Annotated element listing:
----------
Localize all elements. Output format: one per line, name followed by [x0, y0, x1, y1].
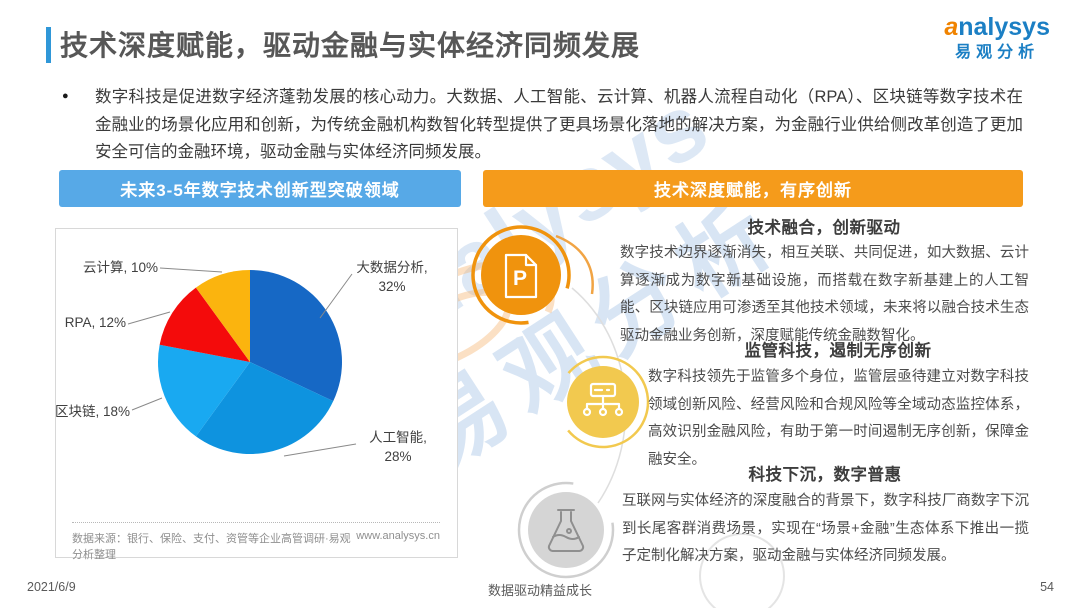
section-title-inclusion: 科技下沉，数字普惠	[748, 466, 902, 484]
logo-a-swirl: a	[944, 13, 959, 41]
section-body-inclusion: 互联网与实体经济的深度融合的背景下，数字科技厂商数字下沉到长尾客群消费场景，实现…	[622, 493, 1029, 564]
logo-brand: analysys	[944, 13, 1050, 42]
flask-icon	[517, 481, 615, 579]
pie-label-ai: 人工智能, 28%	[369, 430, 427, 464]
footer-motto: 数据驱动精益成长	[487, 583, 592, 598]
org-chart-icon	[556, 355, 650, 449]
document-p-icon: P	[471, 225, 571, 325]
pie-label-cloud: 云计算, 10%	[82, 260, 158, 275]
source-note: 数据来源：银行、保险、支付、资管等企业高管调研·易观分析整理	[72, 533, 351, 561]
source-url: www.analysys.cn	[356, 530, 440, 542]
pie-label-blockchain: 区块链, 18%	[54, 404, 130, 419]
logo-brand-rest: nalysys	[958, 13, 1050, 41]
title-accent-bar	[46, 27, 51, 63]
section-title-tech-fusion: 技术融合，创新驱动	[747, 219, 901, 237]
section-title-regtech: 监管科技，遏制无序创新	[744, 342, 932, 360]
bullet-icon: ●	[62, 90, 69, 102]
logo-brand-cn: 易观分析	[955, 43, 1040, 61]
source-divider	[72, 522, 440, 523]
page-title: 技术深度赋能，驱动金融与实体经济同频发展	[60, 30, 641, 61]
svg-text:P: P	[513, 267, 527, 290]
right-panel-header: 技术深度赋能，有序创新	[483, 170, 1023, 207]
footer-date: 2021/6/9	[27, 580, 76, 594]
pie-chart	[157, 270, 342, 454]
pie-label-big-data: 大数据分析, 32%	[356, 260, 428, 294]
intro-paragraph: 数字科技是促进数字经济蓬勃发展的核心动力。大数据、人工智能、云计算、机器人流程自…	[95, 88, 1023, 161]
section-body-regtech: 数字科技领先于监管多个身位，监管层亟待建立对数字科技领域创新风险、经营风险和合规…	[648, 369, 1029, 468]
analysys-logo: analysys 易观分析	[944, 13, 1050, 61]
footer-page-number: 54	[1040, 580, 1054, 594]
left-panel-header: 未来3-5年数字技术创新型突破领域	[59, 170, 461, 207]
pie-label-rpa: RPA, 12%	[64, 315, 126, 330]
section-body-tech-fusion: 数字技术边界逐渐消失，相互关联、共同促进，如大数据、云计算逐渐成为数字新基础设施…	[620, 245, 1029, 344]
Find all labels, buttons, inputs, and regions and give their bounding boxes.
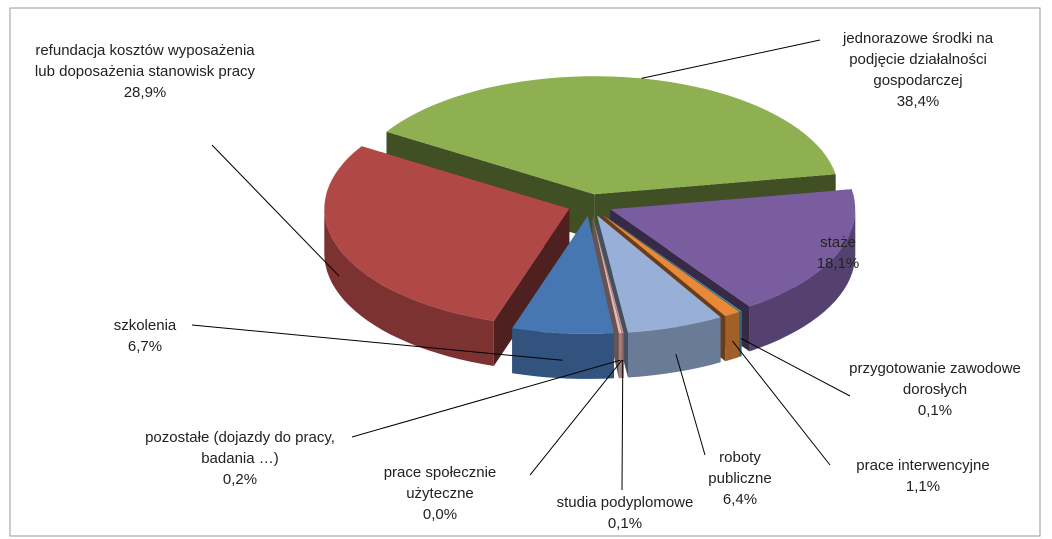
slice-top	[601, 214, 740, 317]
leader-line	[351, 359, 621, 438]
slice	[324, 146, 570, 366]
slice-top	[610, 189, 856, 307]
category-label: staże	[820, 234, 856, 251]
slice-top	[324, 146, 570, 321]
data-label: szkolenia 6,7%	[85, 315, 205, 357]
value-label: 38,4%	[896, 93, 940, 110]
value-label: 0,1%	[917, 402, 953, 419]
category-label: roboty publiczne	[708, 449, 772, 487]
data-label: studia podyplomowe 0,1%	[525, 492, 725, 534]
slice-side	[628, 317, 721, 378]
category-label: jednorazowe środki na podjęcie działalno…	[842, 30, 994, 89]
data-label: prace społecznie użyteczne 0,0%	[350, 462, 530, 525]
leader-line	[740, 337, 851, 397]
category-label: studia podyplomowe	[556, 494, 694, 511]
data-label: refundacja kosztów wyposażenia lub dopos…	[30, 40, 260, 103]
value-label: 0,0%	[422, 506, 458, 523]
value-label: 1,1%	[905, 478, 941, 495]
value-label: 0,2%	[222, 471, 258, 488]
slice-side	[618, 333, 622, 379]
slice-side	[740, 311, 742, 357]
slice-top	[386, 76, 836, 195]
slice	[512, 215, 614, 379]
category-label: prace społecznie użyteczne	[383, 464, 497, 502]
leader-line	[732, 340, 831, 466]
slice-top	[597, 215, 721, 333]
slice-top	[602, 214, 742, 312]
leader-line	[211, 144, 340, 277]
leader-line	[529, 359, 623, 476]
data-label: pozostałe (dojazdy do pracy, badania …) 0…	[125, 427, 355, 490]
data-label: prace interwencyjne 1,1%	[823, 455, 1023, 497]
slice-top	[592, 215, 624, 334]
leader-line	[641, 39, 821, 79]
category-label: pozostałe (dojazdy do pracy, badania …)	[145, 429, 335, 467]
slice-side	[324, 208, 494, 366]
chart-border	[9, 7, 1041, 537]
----------
Please select each line in the listing above that contains the word "value" and copy those lines unchanged.

value-label: 38,4%	[896, 93, 940, 110]
value-label: 0,1%	[917, 402, 953, 419]
value-label: 0,0%	[422, 506, 458, 523]
value-label: 1,1%	[905, 478, 941, 495]
value-label: 0,2%	[222, 471, 258, 488]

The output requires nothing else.